## [What this task involves]
Each entry below is to be transcribed exactly.

====== Records to process ======

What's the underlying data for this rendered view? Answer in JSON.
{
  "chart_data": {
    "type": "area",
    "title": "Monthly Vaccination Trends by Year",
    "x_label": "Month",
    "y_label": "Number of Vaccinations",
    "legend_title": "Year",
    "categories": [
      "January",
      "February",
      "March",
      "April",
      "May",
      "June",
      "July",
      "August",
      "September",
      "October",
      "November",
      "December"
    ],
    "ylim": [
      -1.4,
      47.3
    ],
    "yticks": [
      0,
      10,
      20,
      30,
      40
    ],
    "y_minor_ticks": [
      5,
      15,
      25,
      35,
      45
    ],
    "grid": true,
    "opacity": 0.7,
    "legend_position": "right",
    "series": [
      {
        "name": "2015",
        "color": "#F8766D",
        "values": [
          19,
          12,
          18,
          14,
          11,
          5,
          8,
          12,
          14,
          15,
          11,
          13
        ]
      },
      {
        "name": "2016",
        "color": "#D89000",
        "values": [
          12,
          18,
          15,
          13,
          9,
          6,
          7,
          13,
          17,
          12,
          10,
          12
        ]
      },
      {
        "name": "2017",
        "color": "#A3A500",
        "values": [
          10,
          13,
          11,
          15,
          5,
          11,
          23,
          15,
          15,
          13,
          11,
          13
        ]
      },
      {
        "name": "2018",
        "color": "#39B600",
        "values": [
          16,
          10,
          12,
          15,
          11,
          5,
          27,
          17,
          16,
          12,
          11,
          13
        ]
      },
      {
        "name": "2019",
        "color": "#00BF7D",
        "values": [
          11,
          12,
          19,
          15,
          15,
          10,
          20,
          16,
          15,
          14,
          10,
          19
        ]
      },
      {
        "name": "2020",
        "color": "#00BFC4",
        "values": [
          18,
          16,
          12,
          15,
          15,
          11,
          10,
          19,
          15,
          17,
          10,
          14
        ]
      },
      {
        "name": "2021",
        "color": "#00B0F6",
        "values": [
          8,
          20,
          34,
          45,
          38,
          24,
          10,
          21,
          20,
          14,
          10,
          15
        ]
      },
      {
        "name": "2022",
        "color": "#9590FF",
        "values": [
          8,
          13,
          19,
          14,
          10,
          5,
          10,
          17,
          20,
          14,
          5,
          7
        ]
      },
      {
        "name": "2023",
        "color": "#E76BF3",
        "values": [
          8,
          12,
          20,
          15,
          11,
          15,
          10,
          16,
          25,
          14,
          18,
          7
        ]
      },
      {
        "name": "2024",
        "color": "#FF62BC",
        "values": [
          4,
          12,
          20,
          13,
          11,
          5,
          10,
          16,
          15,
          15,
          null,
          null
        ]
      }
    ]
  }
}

======

## [Final result]
What's the underlying data for this rendered view? Answer in JSON.
{
  "chart_data": {
    "type": "area",
    "title": "Monthly Vaccination Trends by Year",
    "x_label": "Month",
    "y_label": "Number of Vaccinations",
    "legend_title": "Year",
    "categories": [
      "January",
      "February",
      "March",
      "April",
      "May",
      "June",
      "July",
      "August",
      "September",
      "October",
      "November",
      "December"
    ],
    "ylim": [
      -1.4,
      47.3
    ],
    "yticks": [
      0,
      10,
      20,
      30,
      40
    ],
    "y_minor_ticks": [
      5,
      15,
      25,
      35,
      45
    ],
    "grid": true,
    "opacity": 0.7,
    "legend_position": "right",
    "series": [
      {
        "name": "2015",
        "color": "#F8766D",
        "values": [
          19,
          12,
          18,
          14,
          11,
          5,
          8,
          12,
          14,
          15,
          11,
          13
        ]
      },
      {
        "name": "2016",
        "color": "#D89000",
        "values": [
          12,
          18,
          15,
          13,
          9,
          6,
          7,
          13,
          17,
          12,
          10,
          12
        ]
      },
      {
        "name": "2017",
        "color": "#A3A500",
        "values": [
          10,
          13,
          11,
          15,
          5,
          11,
          23,
          15,
          15,
          13,
          11,
          13
        ]
      },
      {
        "name": "2018",
        "color": "#39B600",
        "values": [
          16,
          10,
          12,
          15,
          11,
          5,
          27,
          17,
          16,
          12,
          11,
          13
        ]
      },
      {
        "name": "2019",
        "color": "#00BF7D",
        "values": [
          11,
          12,
          19,
          15,
          15,
          10,
          20,
          16,
          15,
          14,
          10,
          19
        ]
      },
      {
        "name": "2020",
        "color": "#00BFC4",
        "values": [
          18,
          16,
          12,
          15,
          15,
          11,
          10,
          19,
          15,
          17,
          10,
          14
        ]
      },
      {
        "name": "2021",
        "color": "#00B0F6",
        "values": [
          8,
          20,
          34,
          45,
          38,
          24,
          10,
          21,
          20,
          14,
          10,
          15
        ]
      },
      {
        "name": "2022",
        "color": "#9590FF",
        "values": [
          8,
          13,
          19,
          14,
          10,
          5,
          10,
          17,
          20,
          14,
          5,
          7
        ]
      },
      {
        "name": "2023",
        "color": "#E76BF3",
        "values": [
          8,
          12,
          20,
          15,
          11,
          15,
          10,
          16,
          25,
          14,
          18,
          7
        ]
      },
      {
        "name": "2024",
        "color": "#FF62BC",
        "values": [
          4,
          12,
          20,
          13,
          11,
          5,
          10,
          16,
          15,
          15,
          null,
          null
        ]
      }
    ]
  }
}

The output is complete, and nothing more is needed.